── Records supplied

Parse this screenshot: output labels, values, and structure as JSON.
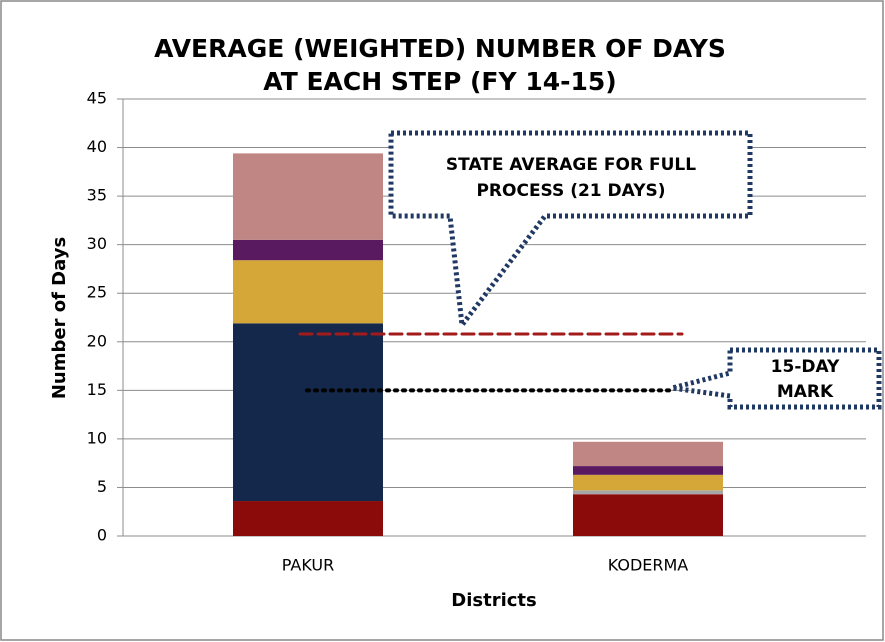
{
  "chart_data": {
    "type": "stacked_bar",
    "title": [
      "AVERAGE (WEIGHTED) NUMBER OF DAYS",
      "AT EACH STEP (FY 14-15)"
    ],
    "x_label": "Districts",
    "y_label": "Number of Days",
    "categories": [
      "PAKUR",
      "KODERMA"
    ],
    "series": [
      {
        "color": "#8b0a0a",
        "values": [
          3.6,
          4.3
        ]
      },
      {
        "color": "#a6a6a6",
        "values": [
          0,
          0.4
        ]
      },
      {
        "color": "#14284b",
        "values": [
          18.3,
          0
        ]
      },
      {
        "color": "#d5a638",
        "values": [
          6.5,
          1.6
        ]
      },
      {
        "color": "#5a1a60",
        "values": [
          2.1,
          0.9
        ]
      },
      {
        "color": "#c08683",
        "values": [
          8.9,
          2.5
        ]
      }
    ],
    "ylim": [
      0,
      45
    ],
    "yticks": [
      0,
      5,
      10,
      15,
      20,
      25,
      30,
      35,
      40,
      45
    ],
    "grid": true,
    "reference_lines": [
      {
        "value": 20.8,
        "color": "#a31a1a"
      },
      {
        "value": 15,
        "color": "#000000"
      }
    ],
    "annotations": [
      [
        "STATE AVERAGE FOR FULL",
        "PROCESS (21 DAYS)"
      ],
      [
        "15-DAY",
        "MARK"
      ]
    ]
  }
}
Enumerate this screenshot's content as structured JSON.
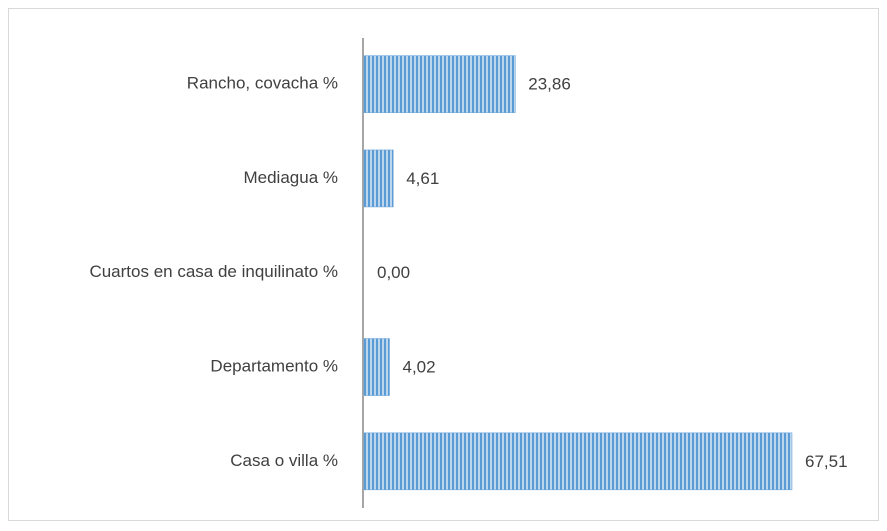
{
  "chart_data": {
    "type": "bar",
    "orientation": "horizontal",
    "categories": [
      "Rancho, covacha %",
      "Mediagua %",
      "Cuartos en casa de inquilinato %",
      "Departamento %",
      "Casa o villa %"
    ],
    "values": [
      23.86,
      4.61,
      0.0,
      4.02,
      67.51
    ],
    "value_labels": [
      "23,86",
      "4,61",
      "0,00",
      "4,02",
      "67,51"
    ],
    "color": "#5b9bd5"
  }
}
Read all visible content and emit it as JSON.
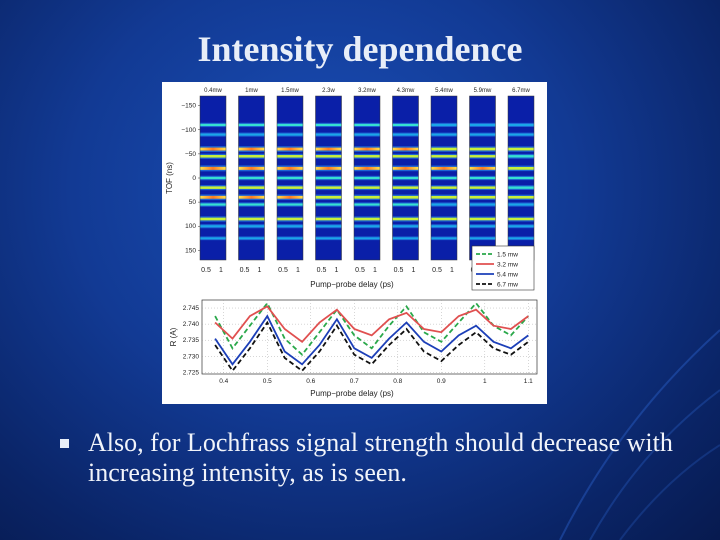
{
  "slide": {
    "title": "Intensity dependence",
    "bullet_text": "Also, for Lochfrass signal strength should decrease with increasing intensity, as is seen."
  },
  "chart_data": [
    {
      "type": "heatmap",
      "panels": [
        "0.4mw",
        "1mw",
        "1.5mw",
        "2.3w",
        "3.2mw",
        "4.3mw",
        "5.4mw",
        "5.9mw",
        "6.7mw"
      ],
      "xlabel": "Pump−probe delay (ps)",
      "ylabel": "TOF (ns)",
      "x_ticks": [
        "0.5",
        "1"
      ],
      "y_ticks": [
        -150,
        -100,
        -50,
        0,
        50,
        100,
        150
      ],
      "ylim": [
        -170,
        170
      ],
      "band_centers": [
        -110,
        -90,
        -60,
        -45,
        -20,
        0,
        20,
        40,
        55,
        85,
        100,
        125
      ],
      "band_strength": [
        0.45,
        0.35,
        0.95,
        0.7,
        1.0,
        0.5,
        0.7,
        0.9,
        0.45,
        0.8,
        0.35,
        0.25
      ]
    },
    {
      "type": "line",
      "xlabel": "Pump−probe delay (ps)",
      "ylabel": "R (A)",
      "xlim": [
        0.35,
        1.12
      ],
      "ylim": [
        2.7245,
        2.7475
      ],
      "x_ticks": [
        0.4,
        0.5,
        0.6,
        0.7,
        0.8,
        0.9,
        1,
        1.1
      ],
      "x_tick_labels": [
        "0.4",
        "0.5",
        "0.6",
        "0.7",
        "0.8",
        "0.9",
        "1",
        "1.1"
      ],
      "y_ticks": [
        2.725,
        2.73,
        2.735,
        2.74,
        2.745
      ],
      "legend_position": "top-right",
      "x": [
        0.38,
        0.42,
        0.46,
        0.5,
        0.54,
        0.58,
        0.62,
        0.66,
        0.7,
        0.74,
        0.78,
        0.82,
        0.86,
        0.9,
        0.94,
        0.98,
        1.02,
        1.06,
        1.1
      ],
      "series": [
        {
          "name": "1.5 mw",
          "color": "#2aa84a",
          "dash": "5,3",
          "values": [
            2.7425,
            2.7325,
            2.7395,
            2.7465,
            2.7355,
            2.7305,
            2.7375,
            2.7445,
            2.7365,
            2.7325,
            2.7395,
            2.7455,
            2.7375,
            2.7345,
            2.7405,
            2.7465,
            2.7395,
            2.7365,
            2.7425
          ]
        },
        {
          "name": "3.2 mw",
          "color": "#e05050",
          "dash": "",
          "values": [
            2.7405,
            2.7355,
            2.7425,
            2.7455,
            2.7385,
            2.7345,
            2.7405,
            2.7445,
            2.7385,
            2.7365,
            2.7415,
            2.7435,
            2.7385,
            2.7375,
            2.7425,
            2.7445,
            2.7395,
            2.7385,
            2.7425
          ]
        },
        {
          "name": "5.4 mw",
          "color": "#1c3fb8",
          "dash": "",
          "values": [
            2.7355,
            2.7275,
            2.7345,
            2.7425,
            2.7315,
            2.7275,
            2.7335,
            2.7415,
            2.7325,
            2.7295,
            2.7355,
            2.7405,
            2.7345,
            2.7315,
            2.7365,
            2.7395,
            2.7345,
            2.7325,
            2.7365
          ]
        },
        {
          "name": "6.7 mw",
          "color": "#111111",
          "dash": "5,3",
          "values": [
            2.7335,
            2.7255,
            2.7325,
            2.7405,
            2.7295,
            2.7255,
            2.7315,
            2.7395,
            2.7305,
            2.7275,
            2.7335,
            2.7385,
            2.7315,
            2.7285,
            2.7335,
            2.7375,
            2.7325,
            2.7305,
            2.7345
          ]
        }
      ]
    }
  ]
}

────

▸ Task statement
Output all of the records exactly as they appear above, but not the pictures.

▸ Written response
Parse this screenshot: output labels, values, and structure as JSON.
{
  "chart_data": {
    "type": "stacked_bar",
    "title": [
      "AVERAGE (WEIGHTED) NUMBER OF DAYS",
      "AT EACH STEP (FY 14-15)"
    ],
    "x_label": "Districts",
    "y_label": "Number of Days",
    "categories": [
      "PAKUR",
      "KODERMA"
    ],
    "series": [
      {
        "color": "#8b0a0a",
        "values": [
          3.6,
          4.3
        ]
      },
      {
        "color": "#a6a6a6",
        "values": [
          0,
          0.4
        ]
      },
      {
        "color": "#14284b",
        "values": [
          18.3,
          0
        ]
      },
      {
        "color": "#d5a638",
        "values": [
          6.5,
          1.6
        ]
      },
      {
        "color": "#5a1a60",
        "values": [
          2.1,
          0.9
        ]
      },
      {
        "color": "#c08683",
        "values": [
          8.9,
          2.5
        ]
      }
    ],
    "ylim": [
      0,
      45
    ],
    "yticks": [
      0,
      5,
      10,
      15,
      20,
      25,
      30,
      35,
      40,
      45
    ],
    "grid": true,
    "reference_lines": [
      {
        "value": 20.8,
        "color": "#a31a1a"
      },
      {
        "value": 15,
        "color": "#000000"
      }
    ],
    "annotations": [
      [
        "STATE AVERAGE FOR FULL",
        "PROCESS (21 DAYS)"
      ],
      [
        "15-DAY",
        "MARK"
      ]
    ]
  }
}
Enumerate this screenshot's content as structured JSON.
{
  "chart_data": {
    "type": "bar",
    "orientation": "horizontal",
    "categories": [
      "Rancho, covacha %",
      "Mediagua %",
      "Cuartos en casa de inquilinato %",
      "Departamento %",
      "Casa o villa %"
    ],
    "values": [
      23.86,
      4.61,
      0.0,
      4.02,
      67.51
    ],
    "value_labels": [
      "23,86",
      "4,61",
      "0,00",
      "4,02",
      "67,51"
    ],
    "color": "#5b9bd5"
  }
}
Read all visible content and emit it as JSON.
{
  "slide": {
    "title": "Intensity dependence",
    "bullet_text": "Also, for Lochfrass signal strength should decrease with increasing intensity, as is seen."
  },
  "chart_data": [
    {
      "type": "heatmap",
      "panels": [
        "0.4mw",
        "1mw",
        "1.5mw",
        "2.3w",
        "3.2mw",
        "4.3mw",
        "5.4mw",
        "5.9mw",
        "6.7mw"
      ],
      "xlabel": "Pump−probe delay (ps)",
      "ylabel": "TOF (ns)",
      "x_ticks": [
        "0.5",
        "1"
      ],
      "y_ticks": [
        -150,
        -100,
        -50,
        0,
        50,
        100,
        150
      ],
      "ylim": [
        -170,
        170
      ],
      "band_centers": [
        -110,
        -90,
        -60,
        -45,
        -20,
        0,
        20,
        40,
        55,
        85,
        100,
        125
      ],
      "band_strength": [
        0.45,
        0.35,
        0.95,
        0.7,
        1.0,
        0.5,
        0.7,
        0.9,
        0.45,
        0.8,
        0.35,
        0.25
      ]
    },
    {
      "type": "line",
      "xlabel": "Pump−probe delay (ps)",
      "ylabel": "R (A)",
      "xlim": [
        0.35,
        1.12
      ],
      "ylim": [
        2.7245,
        2.7475
      ],
      "x_ticks": [
        0.4,
        0.5,
        0.6,
        0.7,
        0.8,
        0.9,
        1,
        1.1
      ],
      "x_tick_labels": [
        "0.4",
        "0.5",
        "0.6",
        "0.7",
        "0.8",
        "0.9",
        "1",
        "1.1"
      ],
      "y_ticks": [
        2.725,
        2.73,
        2.735,
        2.74,
        2.745
      ],
      "legend_position": "top-right",
      "x": [
        0.38,
        0.42,
        0.46,
        0.5,
        0.54,
        0.58,
        0.62,
        0.66,
        0.7,
        0.74,
        0.78,
        0.82,
        0.86,
        0.9,
        0.94,
        0.98,
        1.02,
        1.06,
        1.1
      ],
      "series": [
        {
          "name": "1.5 mw",
          "color": "#2aa84a",
          "dash": "5,3",
          "values": [
            2.7425,
            2.7325,
            2.7395,
            2.7465,
            2.7355,
            2.7305,
            2.7375,
            2.7445,
            2.7365,
            2.7325,
            2.7395,
            2.7455,
            2.7375,
            2.7345,
            2.7405,
            2.7465,
            2.7395,
            2.7365,
            2.7425
          ]
        },
        {
          "name": "3.2 mw",
          "color": "#e05050",
          "dash": "",
          "values": [
            2.7405,
            2.7355,
            2.7425,
            2.7455,
            2.7385,
            2.7345,
            2.7405,
            2.7445,
            2.7385,
            2.7365,
            2.7415,
            2.7435,
            2.7385,
            2.7375,
            2.7425,
            2.7445,
            2.7395,
            2.7385,
            2.7425
          ]
        },
        {
          "name": "5.4 mw",
          "color": "#1c3fb8",
          "dash": "",
          "values": [
            2.7355,
            2.7275,
            2.7345,
            2.7425,
            2.7315,
            2.7275,
            2.7335,
            2.7415,
            2.7325,
            2.7295,
            2.7355,
            2.7405,
            2.7345,
            2.7315,
            2.7365,
            2.7395,
            2.7345,
            2.7325,
            2.7365
          ]
        },
        {
          "name": "6.7 mw",
          "color": "#111111",
          "dash": "5,3",
          "values": [
            2.7335,
            2.7255,
            2.7325,
            2.7405,
            2.7295,
            2.7255,
            2.7315,
            2.7395,
            2.7305,
            2.7275,
            2.7335,
            2.7385,
            2.7315,
            2.7285,
            2.7335,
            2.7375,
            2.7325,
            2.7305,
            2.7345
          ]
        }
      ]
    }
  ]
}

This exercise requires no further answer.